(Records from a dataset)
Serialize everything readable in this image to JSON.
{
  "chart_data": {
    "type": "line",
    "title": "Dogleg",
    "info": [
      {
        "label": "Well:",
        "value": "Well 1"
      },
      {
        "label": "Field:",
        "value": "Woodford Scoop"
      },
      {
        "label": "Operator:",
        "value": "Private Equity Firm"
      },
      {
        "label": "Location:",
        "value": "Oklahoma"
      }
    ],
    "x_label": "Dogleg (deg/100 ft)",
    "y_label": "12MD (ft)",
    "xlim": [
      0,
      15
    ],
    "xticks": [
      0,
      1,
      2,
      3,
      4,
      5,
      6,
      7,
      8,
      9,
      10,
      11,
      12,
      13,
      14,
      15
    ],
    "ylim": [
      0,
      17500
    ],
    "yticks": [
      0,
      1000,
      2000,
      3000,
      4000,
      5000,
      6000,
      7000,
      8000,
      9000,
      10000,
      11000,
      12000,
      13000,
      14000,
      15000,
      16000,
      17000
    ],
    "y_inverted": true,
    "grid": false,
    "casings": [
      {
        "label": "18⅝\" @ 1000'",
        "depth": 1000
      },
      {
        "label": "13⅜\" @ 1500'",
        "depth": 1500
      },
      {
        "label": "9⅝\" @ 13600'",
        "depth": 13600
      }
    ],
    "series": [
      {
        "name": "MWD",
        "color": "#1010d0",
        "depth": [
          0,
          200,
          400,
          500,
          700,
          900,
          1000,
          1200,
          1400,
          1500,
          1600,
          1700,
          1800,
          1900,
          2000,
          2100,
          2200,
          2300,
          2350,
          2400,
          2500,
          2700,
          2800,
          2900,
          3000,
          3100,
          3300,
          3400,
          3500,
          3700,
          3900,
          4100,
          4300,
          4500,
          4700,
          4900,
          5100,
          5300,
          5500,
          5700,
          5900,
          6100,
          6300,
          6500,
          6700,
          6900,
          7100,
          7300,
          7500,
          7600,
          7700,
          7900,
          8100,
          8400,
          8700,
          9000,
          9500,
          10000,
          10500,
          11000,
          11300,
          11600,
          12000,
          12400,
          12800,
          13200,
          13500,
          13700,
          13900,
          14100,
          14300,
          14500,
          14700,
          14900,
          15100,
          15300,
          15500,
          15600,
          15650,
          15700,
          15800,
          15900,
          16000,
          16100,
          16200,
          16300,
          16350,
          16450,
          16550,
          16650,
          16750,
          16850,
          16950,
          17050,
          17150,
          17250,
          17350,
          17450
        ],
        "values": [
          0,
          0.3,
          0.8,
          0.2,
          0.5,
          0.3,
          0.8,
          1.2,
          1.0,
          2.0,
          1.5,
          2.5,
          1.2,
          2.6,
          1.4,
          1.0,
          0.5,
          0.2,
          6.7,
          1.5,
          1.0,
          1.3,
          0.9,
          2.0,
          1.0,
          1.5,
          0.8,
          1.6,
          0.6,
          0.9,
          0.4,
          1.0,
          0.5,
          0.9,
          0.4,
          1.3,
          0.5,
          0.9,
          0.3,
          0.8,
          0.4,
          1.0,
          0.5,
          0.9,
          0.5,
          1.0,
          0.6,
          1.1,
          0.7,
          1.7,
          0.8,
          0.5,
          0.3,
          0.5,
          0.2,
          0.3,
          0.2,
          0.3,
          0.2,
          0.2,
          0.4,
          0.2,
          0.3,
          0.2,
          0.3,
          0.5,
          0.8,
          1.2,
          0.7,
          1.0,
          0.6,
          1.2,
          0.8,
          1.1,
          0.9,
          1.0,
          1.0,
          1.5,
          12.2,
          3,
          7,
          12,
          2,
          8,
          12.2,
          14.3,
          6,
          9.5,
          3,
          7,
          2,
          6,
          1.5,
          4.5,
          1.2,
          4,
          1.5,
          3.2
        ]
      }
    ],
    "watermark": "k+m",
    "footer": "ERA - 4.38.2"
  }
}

...

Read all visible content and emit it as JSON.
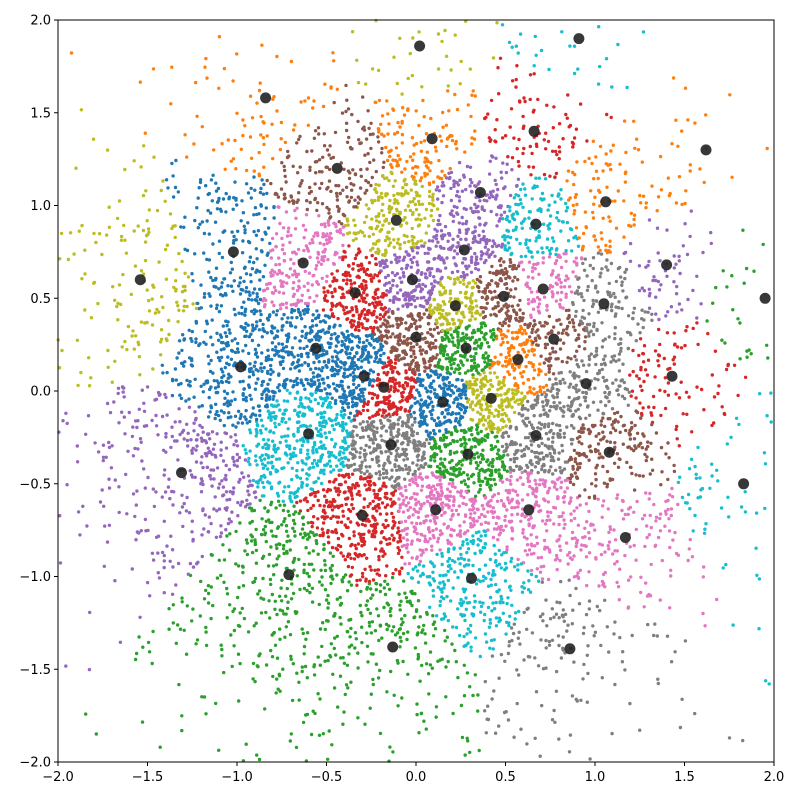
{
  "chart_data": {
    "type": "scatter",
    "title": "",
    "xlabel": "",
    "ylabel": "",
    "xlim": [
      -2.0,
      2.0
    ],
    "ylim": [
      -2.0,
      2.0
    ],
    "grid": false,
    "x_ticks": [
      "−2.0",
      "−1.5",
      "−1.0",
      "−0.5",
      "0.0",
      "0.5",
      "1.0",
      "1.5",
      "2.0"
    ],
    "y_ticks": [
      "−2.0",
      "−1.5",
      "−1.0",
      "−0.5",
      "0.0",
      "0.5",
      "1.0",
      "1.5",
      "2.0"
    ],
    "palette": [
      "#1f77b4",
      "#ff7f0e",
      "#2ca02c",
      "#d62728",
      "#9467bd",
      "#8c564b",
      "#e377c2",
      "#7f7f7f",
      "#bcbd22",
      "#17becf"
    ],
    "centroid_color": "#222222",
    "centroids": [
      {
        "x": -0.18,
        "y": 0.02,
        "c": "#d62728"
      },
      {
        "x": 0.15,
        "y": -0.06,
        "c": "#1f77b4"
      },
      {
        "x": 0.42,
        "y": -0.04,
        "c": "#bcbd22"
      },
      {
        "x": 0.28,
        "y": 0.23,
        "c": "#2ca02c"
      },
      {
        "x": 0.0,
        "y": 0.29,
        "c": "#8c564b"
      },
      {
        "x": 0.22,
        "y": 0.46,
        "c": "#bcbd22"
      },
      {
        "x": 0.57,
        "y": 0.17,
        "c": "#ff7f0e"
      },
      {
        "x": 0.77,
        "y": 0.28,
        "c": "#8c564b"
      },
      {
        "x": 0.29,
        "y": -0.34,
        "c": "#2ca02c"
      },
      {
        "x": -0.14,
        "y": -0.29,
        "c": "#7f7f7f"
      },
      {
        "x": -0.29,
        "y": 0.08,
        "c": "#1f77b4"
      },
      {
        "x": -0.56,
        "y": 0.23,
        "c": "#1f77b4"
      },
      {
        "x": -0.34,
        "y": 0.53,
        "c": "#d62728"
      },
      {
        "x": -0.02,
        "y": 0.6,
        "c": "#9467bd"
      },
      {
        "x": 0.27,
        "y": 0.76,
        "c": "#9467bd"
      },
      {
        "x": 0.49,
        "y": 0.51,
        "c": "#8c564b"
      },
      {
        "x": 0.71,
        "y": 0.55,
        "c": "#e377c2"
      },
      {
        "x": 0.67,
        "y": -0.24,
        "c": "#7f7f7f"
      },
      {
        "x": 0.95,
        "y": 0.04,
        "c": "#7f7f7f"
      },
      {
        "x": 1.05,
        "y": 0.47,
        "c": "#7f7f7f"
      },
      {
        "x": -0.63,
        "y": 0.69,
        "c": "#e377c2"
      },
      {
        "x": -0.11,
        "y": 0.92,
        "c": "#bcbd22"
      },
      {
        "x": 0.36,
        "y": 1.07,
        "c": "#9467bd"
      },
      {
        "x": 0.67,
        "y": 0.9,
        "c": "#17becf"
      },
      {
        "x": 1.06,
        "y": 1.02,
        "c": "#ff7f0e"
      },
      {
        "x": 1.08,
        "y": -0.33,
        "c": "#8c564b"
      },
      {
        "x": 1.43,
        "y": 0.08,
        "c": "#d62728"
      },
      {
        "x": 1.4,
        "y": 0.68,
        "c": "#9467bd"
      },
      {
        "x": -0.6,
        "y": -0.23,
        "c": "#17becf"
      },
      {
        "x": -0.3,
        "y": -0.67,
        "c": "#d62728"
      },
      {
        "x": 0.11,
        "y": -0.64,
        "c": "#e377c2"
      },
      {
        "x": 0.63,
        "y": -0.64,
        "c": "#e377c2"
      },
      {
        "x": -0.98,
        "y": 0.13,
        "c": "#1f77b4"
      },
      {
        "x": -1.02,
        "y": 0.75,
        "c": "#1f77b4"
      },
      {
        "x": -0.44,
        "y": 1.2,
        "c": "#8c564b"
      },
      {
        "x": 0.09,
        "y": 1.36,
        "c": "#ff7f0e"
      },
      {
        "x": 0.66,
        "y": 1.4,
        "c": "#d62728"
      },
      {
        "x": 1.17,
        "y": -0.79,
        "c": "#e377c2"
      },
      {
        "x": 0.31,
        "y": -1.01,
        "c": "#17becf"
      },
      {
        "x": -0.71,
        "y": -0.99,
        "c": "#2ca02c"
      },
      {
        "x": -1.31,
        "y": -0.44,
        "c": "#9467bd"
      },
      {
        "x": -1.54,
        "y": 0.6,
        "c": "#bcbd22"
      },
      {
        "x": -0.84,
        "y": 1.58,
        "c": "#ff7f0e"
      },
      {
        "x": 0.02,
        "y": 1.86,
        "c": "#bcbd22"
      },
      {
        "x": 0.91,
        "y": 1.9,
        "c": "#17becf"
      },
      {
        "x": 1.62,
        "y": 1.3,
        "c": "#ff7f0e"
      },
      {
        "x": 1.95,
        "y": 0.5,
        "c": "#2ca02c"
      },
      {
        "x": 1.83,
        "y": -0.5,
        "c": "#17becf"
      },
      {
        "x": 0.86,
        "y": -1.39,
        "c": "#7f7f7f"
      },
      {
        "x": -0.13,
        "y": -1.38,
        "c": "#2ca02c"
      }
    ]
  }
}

Task to complete:
Using the entries above, return each line that includes the word "JSON".

Correct answer:
Serialize everything readable in this image to JSON.
Read all visible content and emit it as JSON.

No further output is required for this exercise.